### WHAT THE TASK ASKS
Pictures do not belong in the copy. Return all of the entries exactly.

○ ○ ○

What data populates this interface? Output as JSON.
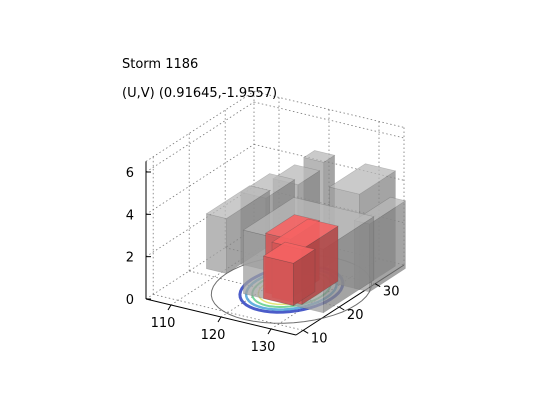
{
  "chart_data": {
    "type": "surface3d",
    "title_lines": [
      "Storm 1186",
      "(U,V) (0.91645,-1.9557)"
    ],
    "xlabel": "",
    "ylabel": "",
    "zlabel": "",
    "x_ticks": [
      110,
      120,
      130
    ],
    "y_ticks": [
      10,
      20,
      30
    ],
    "z_ticks": [
      0,
      2,
      4,
      6
    ],
    "xlim": [
      105,
      135
    ],
    "ylim": [
      8,
      38
    ],
    "zlim": [
      0,
      6.5
    ],
    "grid": true,
    "box": false,
    "surfaces": [
      {
        "name": "",
        "color": "#a8a8a8",
        "opacity": 0.75,
        "cells": [
          {
            "x": [
              107,
              111
            ],
            "y": [
              22,
              34
            ],
            "z": 2.6
          },
          {
            "x": [
              111,
              116
            ],
            "y": [
              26,
              34
            ],
            "z": 3.4
          },
          {
            "x": [
              116,
              121
            ],
            "y": [
              28,
              34
            ],
            "z": 4.1
          },
          {
            "x": [
              120,
              124
            ],
            "y": [
              31,
              34
            ],
            "z": 5.0
          },
          {
            "x": [
              118,
              134
            ],
            "y": [
              17,
              31
            ],
            "z": 3.0
          },
          {
            "x": [
              128,
              134
            ],
            "y": [
              27,
              37
            ],
            "z": 4.5
          },
          {
            "x": [
              133,
              136
            ],
            "y": [
              27,
              37
            ],
            "z": 3.2
          }
        ]
      },
      {
        "name": "",
        "color": "#e05a5a",
        "opacity": 0.9,
        "cells": [
          {
            "x": [
              121,
              126
            ],
            "y": [
              19,
              27
            ],
            "z": 2.8
          },
          {
            "x": [
              123,
              129
            ],
            "y": [
              18,
              28
            ],
            "z": 2.6
          },
          {
            "x": [
              122,
              128
            ],
            "y": [
              17,
              23
            ],
            "z": 2.0
          }
        ]
      }
    ],
    "base_contour_colors": [
      "#2b3fbf",
      "#4aa3d8",
      "#5fcf8a",
      "#e0e060"
    ]
  }
}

○ ○ ○

### FINISHED ANSWER
What data populates this interface? Output as JSON.
{
  "chart_data": {
    "type": "surface3d",
    "title_lines": [
      "Storm 1186",
      "(U,V) (0.91645,-1.9557)"
    ],
    "xlabel": "",
    "ylabel": "",
    "zlabel": "",
    "x_ticks": [
      110,
      120,
      130
    ],
    "y_ticks": [
      10,
      20,
      30
    ],
    "z_ticks": [
      0,
      2,
      4,
      6
    ],
    "xlim": [
      105,
      135
    ],
    "ylim": [
      8,
      38
    ],
    "zlim": [
      0,
      6.5
    ],
    "grid": true,
    "box": false,
    "surfaces": [
      {
        "name": "",
        "color": "#a8a8a8",
        "opacity": 0.75,
        "cells": [
          {
            "x": [
              107,
              111
            ],
            "y": [
              22,
              34
            ],
            "z": 2.6
          },
          {
            "x": [
              111,
              116
            ],
            "y": [
              26,
              34
            ],
            "z": 3.4
          },
          {
            "x": [
              116,
              121
            ],
            "y": [
              28,
              34
            ],
            "z": 4.1
          },
          {
            "x": [
              120,
              124
            ],
            "y": [
              31,
              34
            ],
            "z": 5.0
          },
          {
            "x": [
              118,
              134
            ],
            "y": [
              17,
              31
            ],
            "z": 3.0
          },
          {
            "x": [
              128,
              134
            ],
            "y": [
              27,
              37
            ],
            "z": 4.5
          },
          {
            "x": [
              133,
              136
            ],
            "y": [
              27,
              37
            ],
            "z": 3.2
          }
        ]
      },
      {
        "name": "",
        "color": "#e05a5a",
        "opacity": 0.9,
        "cells": [
          {
            "x": [
              121,
              126
            ],
            "y": [
              19,
              27
            ],
            "z": 2.8
          },
          {
            "x": [
              123,
              129
            ],
            "y": [
              18,
              28
            ],
            "z": 2.6
          },
          {
            "x": [
              122,
              128
            ],
            "y": [
              17,
              23
            ],
            "z": 2.0
          }
        ]
      }
    ],
    "base_contour_colors": [
      "#2b3fbf",
      "#4aa3d8",
      "#5fcf8a",
      "#e0e060"
    ]
  }
}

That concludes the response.